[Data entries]
━━━

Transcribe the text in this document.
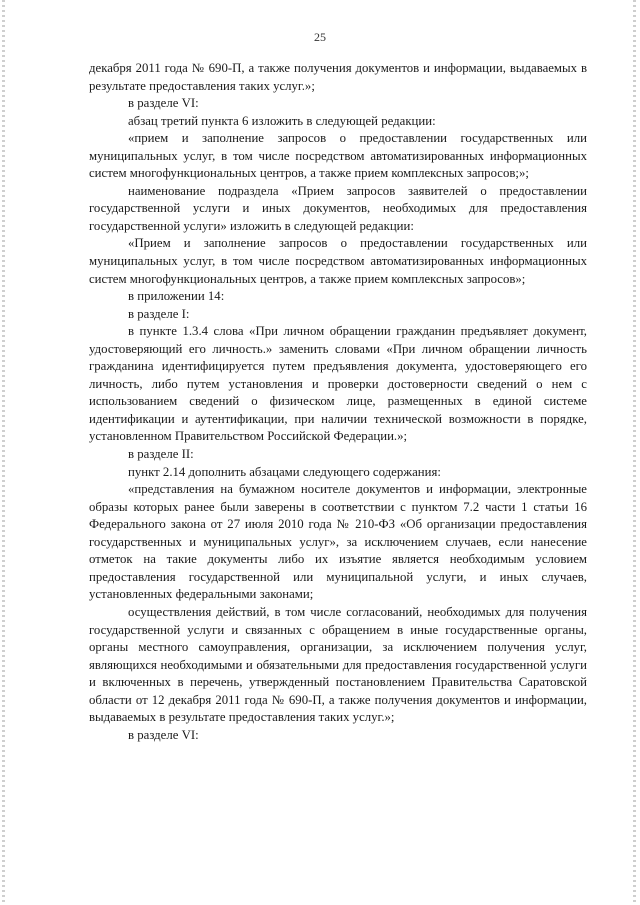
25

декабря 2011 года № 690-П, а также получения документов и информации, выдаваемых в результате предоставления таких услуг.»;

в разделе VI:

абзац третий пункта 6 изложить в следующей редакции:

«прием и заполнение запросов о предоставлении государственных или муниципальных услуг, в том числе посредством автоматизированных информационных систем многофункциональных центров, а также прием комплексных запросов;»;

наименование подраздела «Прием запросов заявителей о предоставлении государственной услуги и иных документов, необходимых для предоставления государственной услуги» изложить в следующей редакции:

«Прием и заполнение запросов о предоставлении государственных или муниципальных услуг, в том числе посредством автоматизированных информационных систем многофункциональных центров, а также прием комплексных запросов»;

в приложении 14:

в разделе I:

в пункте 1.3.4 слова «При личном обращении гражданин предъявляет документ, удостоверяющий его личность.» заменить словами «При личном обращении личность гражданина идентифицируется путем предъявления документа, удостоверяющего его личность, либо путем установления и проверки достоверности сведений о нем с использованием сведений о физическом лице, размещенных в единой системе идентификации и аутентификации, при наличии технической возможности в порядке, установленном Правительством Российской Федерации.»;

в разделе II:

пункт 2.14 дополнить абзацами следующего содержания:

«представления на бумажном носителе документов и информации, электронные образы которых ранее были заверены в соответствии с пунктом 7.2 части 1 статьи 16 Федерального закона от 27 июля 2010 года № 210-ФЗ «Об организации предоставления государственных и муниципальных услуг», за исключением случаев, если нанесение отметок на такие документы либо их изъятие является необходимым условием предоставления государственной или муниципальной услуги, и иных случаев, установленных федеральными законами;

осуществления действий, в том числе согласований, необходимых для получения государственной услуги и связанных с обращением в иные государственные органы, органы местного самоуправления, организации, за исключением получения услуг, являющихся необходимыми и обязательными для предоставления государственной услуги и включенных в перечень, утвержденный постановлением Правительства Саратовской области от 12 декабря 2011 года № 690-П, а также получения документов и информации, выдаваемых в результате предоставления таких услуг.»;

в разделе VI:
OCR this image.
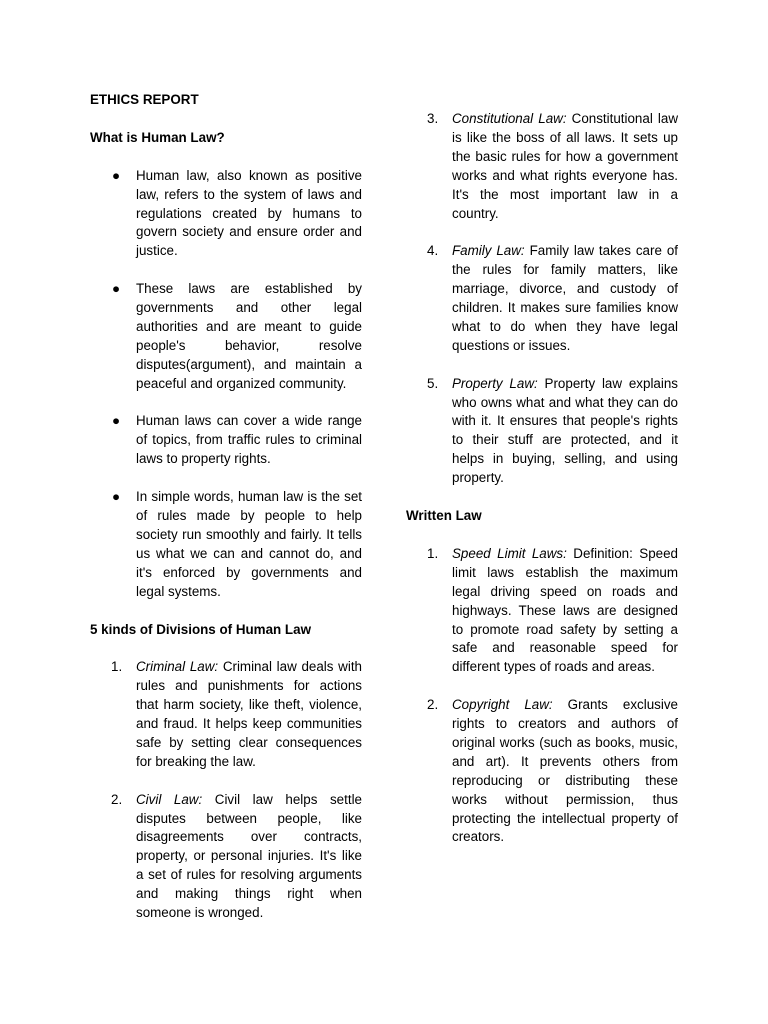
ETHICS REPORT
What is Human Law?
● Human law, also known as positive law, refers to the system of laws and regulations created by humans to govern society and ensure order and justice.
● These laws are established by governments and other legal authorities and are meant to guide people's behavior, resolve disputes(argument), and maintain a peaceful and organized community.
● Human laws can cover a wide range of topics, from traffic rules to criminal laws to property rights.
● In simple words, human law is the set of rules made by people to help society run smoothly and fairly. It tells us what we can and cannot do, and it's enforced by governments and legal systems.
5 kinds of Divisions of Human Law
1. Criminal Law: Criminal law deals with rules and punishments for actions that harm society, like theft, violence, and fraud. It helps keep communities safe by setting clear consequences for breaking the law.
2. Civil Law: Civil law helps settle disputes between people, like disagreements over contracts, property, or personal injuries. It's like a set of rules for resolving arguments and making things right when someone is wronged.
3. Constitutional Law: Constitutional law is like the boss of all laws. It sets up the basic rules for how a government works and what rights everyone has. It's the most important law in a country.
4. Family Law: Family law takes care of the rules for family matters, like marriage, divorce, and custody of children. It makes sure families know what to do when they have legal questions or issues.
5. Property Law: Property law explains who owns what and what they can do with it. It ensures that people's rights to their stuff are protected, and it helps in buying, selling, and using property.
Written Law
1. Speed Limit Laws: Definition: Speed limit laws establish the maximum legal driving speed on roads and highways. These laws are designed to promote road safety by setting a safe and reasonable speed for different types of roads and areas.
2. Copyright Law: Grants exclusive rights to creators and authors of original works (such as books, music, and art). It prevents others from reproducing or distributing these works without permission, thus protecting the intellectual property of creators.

━━━

**AIM OF THE TASK**
Only the number is wanted: count the lines of the records that hold the word "информационных".

**PROBLEM SOLUTION**
2